**Task to carry out**
Recast the lines of the material from the line that contains "data-label: 0.06: [638, 441, 680, 457]" up to and including the line that contains "data-label: 0.01: [725, 269, 767, 285]" as a JSON list of strings, one string per line, omitting blank lines.

**Records to use**
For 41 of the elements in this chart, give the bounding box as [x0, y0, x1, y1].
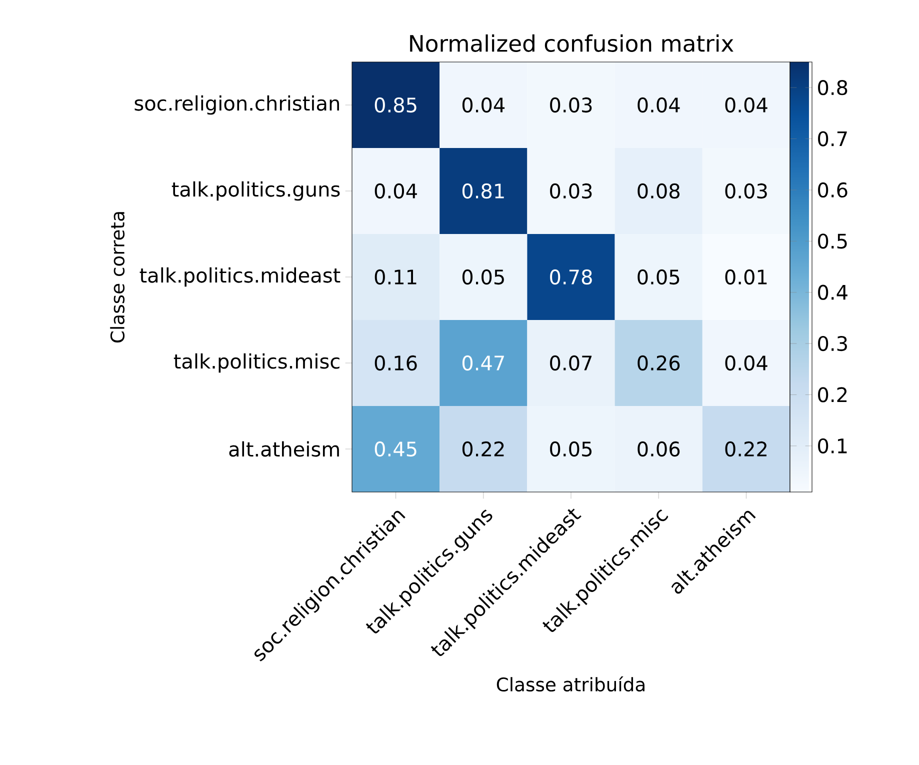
data-label: 0.06: [638, 441, 680, 457]
data-label: 0.04: [725, 97, 768, 113]
data-label: 0.04: [374, 183, 417, 199]
y-tick-label: talk.politics.mideast: [140, 267, 340, 287]
data-label: 0.16: [374, 355, 417, 371]
data-label: 0.01: [725, 269, 767, 285]
color-bar-label: 0.4: [818, 284, 848, 300]
data-label: 0.03: [550, 183, 592, 199]
data-label: 0.26: [638, 355, 680, 371]
data-label: 0.22: [462, 441, 504, 457]
data-label: 0.05: [550, 441, 592, 457]
data-label: 0.05: [638, 269, 680, 285]
data-label: 0.47: [462, 355, 504, 371]
data-label: 0.81: [462, 183, 504, 199]
color-bar-label: 0.2: [818, 387, 847, 402]
x-axis-title: Classe atribuída: [496, 676, 644, 692]
y-tick-label: talk.politics.guns: [172, 181, 340, 201]
data-label: 0.03: [550, 97, 592, 113]
data-label: 0.85: [374, 97, 416, 113]
color-bar-label: 0.1: [818, 438, 847, 454]
y-tick-label: talk.politics.misc: [174, 353, 340, 373]
color-bar-label: 0.3: [818, 336, 847, 352]
y-tick-label: soc.religion.christian: [134, 95, 339, 115]
y-tick-label: alt.atheism: [229, 441, 339, 457]
color-bar-label: 0.5: [818, 234, 847, 249]
y-axis-title: Classe correta: [110, 212, 125, 342]
data-label: 0.04: [725, 355, 768, 371]
data-label: 0.11: [374, 269, 416, 285]
data-label: 0.08: [638, 183, 680, 199]
data-label: 0.45: [374, 441, 416, 457]
color-bar-label: 0.6: [818, 182, 848, 198]
color-bar-label: 0.8: [818, 80, 848, 96]
data-label: 0.04: [638, 97, 680, 113]
chart-title: Normalized confusion matrix: [410, 34, 734, 52]
data-label: 0.78: [550, 269, 592, 285]
data-label: 0.07: [550, 355, 592, 371]
color-bar-label: 0.7: [818, 131, 847, 146]
data-label: 0.22: [725, 441, 766, 457]
data-label: 0.05: [462, 269, 504, 285]
data-label: 0.03: [725, 183, 767, 199]
data-label: 0.04: [462, 97, 505, 113]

**Solution to this problem**
[
  "data-label: 0.06: [638, 441, 680, 457]",
  "data-label: 0.04: [725, 97, 768, 113]",
  "data-label: 0.04: [374, 183, 417, 199]",
  "y-tick-label: talk.politics.mideast: [140, 267, 340, 287]",
  "data-label: 0.16: [374, 355, 417, 371]",
  "data-label: 0.01: [725, 269, 767, 285]"
]